Given task —
Extract each record and reproduce it exactly.

[Extracted records]
====

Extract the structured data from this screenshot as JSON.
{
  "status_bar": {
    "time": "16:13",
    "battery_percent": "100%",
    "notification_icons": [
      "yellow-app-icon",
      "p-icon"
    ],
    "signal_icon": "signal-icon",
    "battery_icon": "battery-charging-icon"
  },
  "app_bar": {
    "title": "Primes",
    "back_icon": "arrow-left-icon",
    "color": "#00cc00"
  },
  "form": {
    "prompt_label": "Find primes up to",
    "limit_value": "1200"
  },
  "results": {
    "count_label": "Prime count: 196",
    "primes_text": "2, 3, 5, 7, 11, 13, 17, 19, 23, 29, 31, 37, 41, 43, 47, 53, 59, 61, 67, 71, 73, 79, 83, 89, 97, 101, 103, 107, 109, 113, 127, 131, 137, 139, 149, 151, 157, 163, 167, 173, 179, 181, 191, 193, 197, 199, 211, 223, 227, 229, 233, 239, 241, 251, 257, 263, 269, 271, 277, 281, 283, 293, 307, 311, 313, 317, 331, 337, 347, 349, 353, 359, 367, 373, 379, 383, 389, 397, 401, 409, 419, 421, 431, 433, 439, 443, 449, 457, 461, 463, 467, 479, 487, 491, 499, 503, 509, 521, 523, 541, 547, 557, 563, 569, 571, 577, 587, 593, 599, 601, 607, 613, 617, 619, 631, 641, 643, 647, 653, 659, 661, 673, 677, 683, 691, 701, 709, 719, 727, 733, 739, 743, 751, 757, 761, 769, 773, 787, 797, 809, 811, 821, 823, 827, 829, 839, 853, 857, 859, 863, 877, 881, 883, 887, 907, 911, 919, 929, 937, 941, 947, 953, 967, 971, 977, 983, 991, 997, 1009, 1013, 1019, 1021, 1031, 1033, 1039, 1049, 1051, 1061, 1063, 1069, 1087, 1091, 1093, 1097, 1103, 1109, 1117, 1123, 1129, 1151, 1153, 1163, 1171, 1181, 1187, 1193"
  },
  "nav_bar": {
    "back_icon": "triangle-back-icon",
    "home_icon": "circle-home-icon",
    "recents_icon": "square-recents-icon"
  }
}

====

Response to this exercise —
Extract the structured data from this screenshot as JSON.
{
  "status_bar": {
    "time": "16:13",
    "battery_percent": "100%",
    "notification_icons": [
      "yellow-app-icon",
      "p-icon"
    ],
    "signal_icon": "signal-icon",
    "battery_icon": "battery-charging-icon"
  },
  "app_bar": {
    "title": "Primes",
    "back_icon": "arrow-left-icon",
    "color": "#00cc00"
  },
  "form": {
    "prompt_label": "Find primes up to",
    "limit_value": "1200"
  },
  "results": {
    "count_label": "Prime count: 196",
    "primes_text": "2, 3, 5, 7, 11, 13, 17, 19, 23, 29, 31, 37, 41, 43, 47, 53, 59, 61, 67, 71, 73, 79, 83, 89, 97, 101, 103, 107, 109, 113, 127, 131, 137, 139, 149, 151, 157, 163, 167, 173, 179, 181, 191, 193, 197, 199, 211, 223, 227, 229, 233, 239, 241, 251, 257, 263, 269, 271, 277, 281, 283, 293, 307, 311, 313, 317, 331, 337, 347, 349, 353, 359, 367, 373, 379, 383, 389, 397, 401, 409, 419, 421, 431, 433, 439, 443, 449, 457, 461, 463, 467, 479, 487, 491, 499, 503, 509, 521, 523, 541, 547, 557, 563, 569, 571, 577, 587, 593, 599, 601, 607, 613, 617, 619, 631, 641, 643, 647, 653, 659, 661, 673, 677, 683, 691, 701, 709, 719, 727, 733, 739, 743, 751, 757, 761, 769, 773, 787, 797, 809, 811, 821, 823, 827, 829, 839, 853, 857, 859, 863, 877, 881, 883, 887, 907, 911, 919, 929, 937, 941, 947, 953, 967, 971, 977, 983, 991, 997, 1009, 1013, 1019, 1021, 1031, 1033, 1039, 1049, 1051, 1061, 1063, 1069, 1087, 1091, 1093, 1097, 1103, 1109, 1117, 1123, 1129, 1151, 1153, 1163, 1171, 1181, 1187, 1193"
  },
  "nav_bar": {
    "back_icon": "triangle-back-icon",
    "home_icon": "circle-home-icon",
    "recents_icon": "square-recents-icon"
  }
}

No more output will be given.